(Beginning of Passage provided)
Dish Network Corp. (DISH:US) Chairman Charlie Ergen said he doesn’t plan to get into a bidding war over T-Mobile US Inc. (TMUS:US), a concession that may reduce regulatory hurdles for SoftBank Corp. (9984) if it goes ahead with an offer.
Still smarting after SoftBank outmaneuvered him last year to acquire Sprint Corp. (S:US), Ergen said he didn’t want a rematch.
“Softbank has conquered us into submission there,” Ergen said on Dish’s fourth-quarter earnings call today. “We’re realistic as to know that we’re not going to outbid Softbank in any transaction.”
Dish, the second-biggest U.S. satellite-TV provider, has been piling up $5 billion in wireless-airwave licenses, a useful asset as the company evaluates its future amid a wave of merger activity in the phone and media industries. Ergen has sought a partner such as Sprint to help him branch out into wireless services, a potential area of growth as the TV business slows.
Ergen was a thorn in the side of SoftBank President Masayoshi Son throughout his pursuit of Sprint last year, forcing him to raise his offer, filing a complaint with the U.S. Federal Communications Commission and arguing that the Japanese company would compromise American national security.
Now Son is said to be considering an offer for T-Mobile, the No. 4 U.S. carrier. Sprint shares were little changed at $8.29 at the close in New York after earlier spiking as much as 5.3 percent on Ergen’s comments.
“This could mean he’s not going to make a big splash in front of regulators,” said Amy Yong, an analyst with Macquarie Securities USA Inc. in New York. “So the probability of a deal may go up a bit.”
T-Mobile shares closed up 1.5 percent to $32.03 after earlier climbing as much as 2.9 percent. Dish rose 1.5 percent to $57.92.
While Ergen may not stand in the way of a wireless merger, he’s taking a more combative stance against a deal to combine two of his biggest competitors. Comcast Corp. (CMCSA:US)’s agreement last week to buy Time Warner Cable for $42.5 billion marks a “seismic” shift for the pay-TV industry, he said.
Putting together the largest and fourth-largest pay-TV providers “increases the risk to everyone in the content distribution business,” Ergen said. “We will be facing a much more challenging environment if that deal is approved.”
“There are a number of options our team and our board will have to look at,” he said.
(End of Passage provided)
## Tasks and exercises
[A] Reproduce the Dish Network article from "Dish, the second-biggest" to "TV business slows.".
[B] Translate this sentence from the Dish Network article into Spanish: "Still smarting after SoftBank outmaneuvered him last year to acquire Sprint Corp. (S:US), Ergen said he didn’t want a rematch."
The records that follow have nothing to do with the Dish Network article.
(Beginning of Entries supplied)
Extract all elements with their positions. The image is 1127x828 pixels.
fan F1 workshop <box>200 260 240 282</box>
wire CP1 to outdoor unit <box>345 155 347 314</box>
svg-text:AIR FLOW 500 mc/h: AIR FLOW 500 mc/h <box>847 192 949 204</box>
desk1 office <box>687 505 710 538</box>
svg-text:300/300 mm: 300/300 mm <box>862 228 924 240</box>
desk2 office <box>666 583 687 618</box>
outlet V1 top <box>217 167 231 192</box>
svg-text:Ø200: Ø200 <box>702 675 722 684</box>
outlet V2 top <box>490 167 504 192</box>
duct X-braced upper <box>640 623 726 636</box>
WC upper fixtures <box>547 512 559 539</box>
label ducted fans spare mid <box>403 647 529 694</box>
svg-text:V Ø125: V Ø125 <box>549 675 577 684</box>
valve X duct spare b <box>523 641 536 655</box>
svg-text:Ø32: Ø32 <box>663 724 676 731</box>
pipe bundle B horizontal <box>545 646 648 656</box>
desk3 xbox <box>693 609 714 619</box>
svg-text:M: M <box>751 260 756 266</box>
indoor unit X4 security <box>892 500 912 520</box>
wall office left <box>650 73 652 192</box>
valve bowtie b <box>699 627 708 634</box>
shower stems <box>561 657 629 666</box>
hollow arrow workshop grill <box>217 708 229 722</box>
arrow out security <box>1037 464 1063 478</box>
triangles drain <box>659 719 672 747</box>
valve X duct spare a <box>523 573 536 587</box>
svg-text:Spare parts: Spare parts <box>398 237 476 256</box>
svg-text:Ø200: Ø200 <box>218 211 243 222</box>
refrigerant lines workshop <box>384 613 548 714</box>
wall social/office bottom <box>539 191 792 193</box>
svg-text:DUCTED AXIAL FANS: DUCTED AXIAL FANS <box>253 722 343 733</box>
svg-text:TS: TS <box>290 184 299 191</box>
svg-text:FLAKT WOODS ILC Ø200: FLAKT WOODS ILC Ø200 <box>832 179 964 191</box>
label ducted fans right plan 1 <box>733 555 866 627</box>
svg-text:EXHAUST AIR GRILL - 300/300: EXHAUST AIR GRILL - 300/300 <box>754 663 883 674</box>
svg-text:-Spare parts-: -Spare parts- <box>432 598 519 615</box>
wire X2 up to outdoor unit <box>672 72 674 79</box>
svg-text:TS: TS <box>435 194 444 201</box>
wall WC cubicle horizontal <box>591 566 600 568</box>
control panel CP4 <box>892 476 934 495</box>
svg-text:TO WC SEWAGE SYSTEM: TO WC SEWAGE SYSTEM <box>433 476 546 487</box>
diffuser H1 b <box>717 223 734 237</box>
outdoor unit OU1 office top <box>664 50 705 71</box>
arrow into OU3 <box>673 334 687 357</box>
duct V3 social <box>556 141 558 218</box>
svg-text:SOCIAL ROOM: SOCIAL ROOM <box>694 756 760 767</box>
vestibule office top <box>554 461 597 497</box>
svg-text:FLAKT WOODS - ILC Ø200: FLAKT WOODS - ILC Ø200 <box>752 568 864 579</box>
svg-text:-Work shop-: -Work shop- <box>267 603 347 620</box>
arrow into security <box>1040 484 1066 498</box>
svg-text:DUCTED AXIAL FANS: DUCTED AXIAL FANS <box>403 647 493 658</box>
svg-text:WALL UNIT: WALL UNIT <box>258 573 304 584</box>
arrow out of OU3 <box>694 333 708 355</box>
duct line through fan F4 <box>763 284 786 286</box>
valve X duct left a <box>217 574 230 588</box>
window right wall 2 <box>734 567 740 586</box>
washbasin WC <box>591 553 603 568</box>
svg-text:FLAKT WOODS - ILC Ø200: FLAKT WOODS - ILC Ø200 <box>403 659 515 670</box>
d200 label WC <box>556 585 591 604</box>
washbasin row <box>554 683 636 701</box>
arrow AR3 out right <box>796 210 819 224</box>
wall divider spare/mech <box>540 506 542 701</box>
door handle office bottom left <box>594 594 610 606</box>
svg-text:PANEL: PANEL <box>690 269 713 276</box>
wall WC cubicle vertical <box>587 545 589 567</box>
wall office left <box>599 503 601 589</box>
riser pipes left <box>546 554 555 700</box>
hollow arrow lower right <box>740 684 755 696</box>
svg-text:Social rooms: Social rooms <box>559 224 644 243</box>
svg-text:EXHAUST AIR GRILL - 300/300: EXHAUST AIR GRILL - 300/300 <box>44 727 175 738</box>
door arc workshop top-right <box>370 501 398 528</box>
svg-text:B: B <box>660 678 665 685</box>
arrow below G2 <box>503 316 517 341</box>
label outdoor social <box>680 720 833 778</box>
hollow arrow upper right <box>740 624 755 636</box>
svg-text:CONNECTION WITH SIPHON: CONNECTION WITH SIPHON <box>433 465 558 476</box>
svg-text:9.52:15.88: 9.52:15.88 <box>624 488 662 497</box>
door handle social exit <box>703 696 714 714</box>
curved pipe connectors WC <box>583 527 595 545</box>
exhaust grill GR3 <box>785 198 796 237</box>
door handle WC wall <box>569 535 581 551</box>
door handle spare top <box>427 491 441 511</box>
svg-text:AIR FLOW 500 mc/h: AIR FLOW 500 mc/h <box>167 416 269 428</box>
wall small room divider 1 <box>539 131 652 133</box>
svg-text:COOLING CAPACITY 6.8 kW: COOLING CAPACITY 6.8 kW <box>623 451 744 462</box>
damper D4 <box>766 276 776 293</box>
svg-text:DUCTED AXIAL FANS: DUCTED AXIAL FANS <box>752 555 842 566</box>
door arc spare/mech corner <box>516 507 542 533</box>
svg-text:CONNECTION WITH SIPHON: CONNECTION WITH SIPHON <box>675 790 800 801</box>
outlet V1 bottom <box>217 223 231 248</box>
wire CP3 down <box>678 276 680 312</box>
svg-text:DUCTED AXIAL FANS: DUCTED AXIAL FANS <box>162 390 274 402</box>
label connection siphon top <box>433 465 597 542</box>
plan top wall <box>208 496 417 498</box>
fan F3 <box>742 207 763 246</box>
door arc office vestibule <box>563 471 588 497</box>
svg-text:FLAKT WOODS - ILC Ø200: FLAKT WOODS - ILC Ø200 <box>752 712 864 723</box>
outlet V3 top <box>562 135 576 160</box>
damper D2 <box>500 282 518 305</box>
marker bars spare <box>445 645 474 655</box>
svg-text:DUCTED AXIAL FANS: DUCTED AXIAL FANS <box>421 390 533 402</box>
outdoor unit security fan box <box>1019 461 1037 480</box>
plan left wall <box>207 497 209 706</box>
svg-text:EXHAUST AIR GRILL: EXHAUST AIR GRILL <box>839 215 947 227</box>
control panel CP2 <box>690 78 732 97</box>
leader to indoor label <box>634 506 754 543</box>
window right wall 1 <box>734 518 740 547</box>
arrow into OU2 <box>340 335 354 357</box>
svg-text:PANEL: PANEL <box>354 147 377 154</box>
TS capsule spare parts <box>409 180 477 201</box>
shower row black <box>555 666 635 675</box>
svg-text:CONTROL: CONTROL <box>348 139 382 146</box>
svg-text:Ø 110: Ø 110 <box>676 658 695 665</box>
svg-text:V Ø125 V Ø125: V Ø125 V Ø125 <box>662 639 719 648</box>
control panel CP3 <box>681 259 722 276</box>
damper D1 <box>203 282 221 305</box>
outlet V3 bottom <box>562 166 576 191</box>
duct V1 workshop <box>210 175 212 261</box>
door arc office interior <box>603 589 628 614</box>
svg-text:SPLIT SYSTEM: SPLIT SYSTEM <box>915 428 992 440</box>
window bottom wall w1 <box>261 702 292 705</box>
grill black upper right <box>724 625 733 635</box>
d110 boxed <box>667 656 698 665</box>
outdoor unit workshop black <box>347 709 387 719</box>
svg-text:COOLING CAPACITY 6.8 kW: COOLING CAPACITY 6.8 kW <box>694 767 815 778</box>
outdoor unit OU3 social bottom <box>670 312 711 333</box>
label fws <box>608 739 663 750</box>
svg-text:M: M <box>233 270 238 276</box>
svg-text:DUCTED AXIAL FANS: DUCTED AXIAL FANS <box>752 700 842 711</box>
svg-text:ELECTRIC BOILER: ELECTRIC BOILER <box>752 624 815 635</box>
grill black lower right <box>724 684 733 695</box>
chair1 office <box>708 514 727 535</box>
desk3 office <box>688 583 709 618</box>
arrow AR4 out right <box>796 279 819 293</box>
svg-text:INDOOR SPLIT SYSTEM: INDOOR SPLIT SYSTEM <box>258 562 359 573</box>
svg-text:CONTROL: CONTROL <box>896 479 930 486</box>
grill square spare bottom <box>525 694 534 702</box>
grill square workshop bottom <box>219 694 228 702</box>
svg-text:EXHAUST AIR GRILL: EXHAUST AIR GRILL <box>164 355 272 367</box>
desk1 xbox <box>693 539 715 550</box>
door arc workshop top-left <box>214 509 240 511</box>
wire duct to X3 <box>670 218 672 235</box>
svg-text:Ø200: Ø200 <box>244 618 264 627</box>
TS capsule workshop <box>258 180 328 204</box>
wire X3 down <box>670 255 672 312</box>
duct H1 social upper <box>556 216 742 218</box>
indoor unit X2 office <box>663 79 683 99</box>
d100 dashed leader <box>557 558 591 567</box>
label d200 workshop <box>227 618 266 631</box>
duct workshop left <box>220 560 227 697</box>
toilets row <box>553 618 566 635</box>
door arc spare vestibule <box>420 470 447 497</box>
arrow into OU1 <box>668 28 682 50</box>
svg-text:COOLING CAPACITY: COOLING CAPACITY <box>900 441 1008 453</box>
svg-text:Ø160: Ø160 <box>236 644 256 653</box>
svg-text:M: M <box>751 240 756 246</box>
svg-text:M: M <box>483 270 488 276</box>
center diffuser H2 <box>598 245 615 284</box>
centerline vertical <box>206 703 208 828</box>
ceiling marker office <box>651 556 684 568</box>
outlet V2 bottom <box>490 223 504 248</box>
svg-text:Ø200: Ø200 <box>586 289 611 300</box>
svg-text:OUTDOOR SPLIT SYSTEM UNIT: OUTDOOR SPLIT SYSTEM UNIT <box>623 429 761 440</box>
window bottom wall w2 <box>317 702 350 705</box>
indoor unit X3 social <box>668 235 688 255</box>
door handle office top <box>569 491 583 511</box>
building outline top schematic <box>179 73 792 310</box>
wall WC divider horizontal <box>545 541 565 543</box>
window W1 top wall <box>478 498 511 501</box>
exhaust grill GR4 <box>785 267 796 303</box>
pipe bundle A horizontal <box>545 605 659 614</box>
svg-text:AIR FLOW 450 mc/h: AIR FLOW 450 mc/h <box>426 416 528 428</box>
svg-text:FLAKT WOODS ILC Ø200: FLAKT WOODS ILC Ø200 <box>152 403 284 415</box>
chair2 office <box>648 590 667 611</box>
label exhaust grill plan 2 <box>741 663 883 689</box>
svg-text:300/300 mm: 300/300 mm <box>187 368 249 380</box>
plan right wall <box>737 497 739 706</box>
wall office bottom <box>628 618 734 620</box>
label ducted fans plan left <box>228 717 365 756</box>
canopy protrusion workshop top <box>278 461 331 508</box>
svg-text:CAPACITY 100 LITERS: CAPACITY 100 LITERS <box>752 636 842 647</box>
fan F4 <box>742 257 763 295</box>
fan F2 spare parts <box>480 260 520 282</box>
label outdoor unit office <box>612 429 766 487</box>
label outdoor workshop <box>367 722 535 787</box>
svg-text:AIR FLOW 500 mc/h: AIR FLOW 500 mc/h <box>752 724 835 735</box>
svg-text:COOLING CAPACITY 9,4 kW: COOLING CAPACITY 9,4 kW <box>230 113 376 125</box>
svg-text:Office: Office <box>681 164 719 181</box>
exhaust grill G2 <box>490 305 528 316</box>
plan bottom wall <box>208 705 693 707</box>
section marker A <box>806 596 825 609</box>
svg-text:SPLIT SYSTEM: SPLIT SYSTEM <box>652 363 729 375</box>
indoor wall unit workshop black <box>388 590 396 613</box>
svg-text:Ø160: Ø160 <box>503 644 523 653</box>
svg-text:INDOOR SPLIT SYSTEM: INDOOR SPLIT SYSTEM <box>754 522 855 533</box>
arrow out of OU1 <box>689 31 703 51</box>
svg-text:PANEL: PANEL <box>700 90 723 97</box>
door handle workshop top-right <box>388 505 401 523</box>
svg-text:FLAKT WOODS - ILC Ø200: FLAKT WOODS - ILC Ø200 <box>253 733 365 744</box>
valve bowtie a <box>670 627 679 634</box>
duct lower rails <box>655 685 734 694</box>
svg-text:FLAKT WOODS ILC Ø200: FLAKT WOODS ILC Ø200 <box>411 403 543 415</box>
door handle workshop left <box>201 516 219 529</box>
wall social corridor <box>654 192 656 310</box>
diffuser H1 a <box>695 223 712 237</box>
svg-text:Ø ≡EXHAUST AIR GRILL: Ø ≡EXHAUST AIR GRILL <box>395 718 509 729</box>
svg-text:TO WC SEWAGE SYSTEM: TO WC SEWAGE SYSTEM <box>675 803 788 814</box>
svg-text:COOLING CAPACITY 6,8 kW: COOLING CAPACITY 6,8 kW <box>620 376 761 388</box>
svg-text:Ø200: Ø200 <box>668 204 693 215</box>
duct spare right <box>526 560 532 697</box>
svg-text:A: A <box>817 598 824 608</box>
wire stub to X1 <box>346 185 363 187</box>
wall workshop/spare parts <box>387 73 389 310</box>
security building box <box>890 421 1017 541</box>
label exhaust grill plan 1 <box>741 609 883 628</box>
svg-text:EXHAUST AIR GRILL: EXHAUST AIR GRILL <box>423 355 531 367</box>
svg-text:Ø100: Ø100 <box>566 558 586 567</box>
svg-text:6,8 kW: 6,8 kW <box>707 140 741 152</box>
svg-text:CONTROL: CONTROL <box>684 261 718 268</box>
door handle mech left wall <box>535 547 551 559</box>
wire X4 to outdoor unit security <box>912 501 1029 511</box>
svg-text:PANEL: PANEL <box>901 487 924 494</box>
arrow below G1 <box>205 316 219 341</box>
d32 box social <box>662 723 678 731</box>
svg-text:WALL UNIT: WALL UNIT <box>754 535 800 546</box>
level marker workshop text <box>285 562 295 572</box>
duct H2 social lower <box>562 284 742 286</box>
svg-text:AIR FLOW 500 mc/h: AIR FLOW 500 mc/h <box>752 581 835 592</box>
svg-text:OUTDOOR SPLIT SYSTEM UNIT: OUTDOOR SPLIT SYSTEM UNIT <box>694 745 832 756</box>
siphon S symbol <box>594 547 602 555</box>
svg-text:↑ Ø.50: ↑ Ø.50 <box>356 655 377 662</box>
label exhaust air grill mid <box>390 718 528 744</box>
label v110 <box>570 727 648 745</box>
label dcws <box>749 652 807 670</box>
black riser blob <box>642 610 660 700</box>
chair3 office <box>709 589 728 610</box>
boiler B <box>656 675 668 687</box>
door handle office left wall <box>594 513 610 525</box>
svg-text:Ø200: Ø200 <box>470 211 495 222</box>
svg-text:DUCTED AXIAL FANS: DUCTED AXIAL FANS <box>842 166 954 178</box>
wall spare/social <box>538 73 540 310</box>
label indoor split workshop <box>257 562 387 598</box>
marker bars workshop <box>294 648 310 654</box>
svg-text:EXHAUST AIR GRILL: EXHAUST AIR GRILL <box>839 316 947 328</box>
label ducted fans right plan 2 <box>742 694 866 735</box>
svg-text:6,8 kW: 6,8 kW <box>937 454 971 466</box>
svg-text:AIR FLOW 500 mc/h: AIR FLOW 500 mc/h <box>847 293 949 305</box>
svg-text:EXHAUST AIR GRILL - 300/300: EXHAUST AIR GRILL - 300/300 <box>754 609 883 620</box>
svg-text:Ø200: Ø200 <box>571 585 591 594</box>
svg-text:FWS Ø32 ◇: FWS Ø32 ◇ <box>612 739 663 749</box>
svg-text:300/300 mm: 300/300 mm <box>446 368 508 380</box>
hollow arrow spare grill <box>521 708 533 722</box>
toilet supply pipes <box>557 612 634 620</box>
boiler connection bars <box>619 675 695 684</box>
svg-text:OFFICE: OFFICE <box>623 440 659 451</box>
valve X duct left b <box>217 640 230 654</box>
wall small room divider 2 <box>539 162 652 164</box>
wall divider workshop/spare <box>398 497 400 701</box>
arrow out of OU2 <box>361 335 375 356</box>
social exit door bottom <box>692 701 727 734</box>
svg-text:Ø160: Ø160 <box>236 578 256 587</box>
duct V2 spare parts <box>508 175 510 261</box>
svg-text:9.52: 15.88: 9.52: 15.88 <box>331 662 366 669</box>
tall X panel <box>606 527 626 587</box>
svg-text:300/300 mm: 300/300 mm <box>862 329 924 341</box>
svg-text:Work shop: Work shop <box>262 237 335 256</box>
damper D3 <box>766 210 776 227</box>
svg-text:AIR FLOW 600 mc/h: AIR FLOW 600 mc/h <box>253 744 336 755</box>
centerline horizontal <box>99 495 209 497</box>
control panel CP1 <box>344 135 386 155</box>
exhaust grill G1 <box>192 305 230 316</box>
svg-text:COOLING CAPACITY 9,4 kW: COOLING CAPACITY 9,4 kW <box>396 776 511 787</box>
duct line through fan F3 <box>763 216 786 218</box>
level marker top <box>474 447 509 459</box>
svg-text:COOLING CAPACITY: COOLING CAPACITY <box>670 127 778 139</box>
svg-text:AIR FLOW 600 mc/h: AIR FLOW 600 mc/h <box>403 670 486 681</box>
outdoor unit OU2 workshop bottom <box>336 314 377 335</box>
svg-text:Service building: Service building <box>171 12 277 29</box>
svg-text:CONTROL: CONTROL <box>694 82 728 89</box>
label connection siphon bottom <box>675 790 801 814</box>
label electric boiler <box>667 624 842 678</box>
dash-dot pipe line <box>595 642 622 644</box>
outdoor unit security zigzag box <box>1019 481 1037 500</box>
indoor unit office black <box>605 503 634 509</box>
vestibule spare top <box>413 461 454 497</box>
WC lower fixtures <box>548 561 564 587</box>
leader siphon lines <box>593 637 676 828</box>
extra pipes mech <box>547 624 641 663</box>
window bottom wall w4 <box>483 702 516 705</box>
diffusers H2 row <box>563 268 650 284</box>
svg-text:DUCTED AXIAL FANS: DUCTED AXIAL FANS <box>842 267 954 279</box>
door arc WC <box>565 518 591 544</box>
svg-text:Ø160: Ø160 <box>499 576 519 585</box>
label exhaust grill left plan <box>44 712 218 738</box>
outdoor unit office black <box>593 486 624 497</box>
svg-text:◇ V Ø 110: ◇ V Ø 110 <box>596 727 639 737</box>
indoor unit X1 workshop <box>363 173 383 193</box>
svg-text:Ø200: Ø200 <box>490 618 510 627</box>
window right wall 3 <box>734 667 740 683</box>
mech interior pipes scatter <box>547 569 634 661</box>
(End of Entries supplied)
## Answers for the tasks
[A]
Dish, the second-biggest U.S. satellite-TV provider, has been piling up $5 billion in wireless-airwave licenses, a useful asset as the company evaluates its future amid a wave of merger activity in the phone and media industries. Ergen has sought a partner such as Sprint to help him branch out into wireless services, a potential area of growth as the TV business slows.

[B] Todavía dolido después de que SoftBank le ganara la partida el año pasado para adquirir Sprint Corp. (S:US), Ergen dijo que no quería una revancha.